====== ENTRIES PROVIDED

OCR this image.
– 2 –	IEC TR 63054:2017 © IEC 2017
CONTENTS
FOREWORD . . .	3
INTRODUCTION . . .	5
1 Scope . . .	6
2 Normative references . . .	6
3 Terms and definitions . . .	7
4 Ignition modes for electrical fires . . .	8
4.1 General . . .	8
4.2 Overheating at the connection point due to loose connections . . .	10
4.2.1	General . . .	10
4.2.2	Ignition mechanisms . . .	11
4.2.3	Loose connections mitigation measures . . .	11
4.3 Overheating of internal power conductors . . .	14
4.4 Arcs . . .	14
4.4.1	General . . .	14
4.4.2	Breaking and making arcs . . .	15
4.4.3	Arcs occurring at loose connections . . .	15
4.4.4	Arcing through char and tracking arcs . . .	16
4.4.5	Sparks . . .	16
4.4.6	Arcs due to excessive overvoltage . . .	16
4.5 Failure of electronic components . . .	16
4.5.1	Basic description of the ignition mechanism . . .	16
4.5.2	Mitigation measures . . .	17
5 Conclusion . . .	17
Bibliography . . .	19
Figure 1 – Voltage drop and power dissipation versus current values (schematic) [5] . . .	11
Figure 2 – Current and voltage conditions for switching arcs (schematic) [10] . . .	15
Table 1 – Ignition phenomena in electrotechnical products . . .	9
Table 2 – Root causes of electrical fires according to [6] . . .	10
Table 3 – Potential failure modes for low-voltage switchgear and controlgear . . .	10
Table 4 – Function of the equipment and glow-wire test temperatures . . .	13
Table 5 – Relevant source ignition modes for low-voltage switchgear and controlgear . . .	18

============

INSTRUCTIONS FOR THE TASK → Please set down each line of the records exactly as given.

ANSWER TO THIS EXERCISE →
OCR this image.
– 2 –	IEC TR 63054:2017 © IEC 2017
CONTENTS
FOREWORD . . .	3
INTRODUCTION . . .	5
1 Scope . . .	6
2 Normative references . . .	6
3 Terms and definitions . . .	7
4 Ignition modes for electrical fires . . .	8
4.1 General . . .	8
4.2 Overheating at the connection point due to loose connections . . .	10
4.2.1	General . . .	10
4.2.2	Ignition mechanisms . . .	11
4.2.3	Loose connections mitigation measures . . .	11
4.3 Overheating of internal power conductors . . .	14
4.4 Arcs . . .	14
4.4.1	General . . .	14
4.4.2	Breaking and making arcs . . .	15
4.4.3	Arcs occurring at loose connections . . .	15
4.4.4	Arcing through char and tracking arcs . . .	16
4.4.5	Sparks . . .	16
4.4.6	Arcs due to excessive overvoltage . . .	16
4.5 Failure of electronic components . . .	16
4.5.1	Basic description of the ignition mechanism . . .	16
4.5.2	Mitigation measures . . .	17
5 Conclusion . . .	17
Bibliography . . .	19
Figure 1 – Voltage drop and power dissipation versus current values (schematic) [5] . . .	11
Figure 2 – Current and voltage conditions for switching arcs (schematic) [10] . . .	15
Table 1 – Ignition phenomena in electrotechnical products . . .	9
Table 2 – Root causes of electrical fires according to [6] . . .	10
Table 3 – Potential failure modes for low-voltage switchgear and controlgear . . .	10
Table 4 – Function of the equipment and glow-wire test temperatures . . .	13
Table 5 – Relevant source ignition modes for low-voltage switchgear and controlgear . . .	18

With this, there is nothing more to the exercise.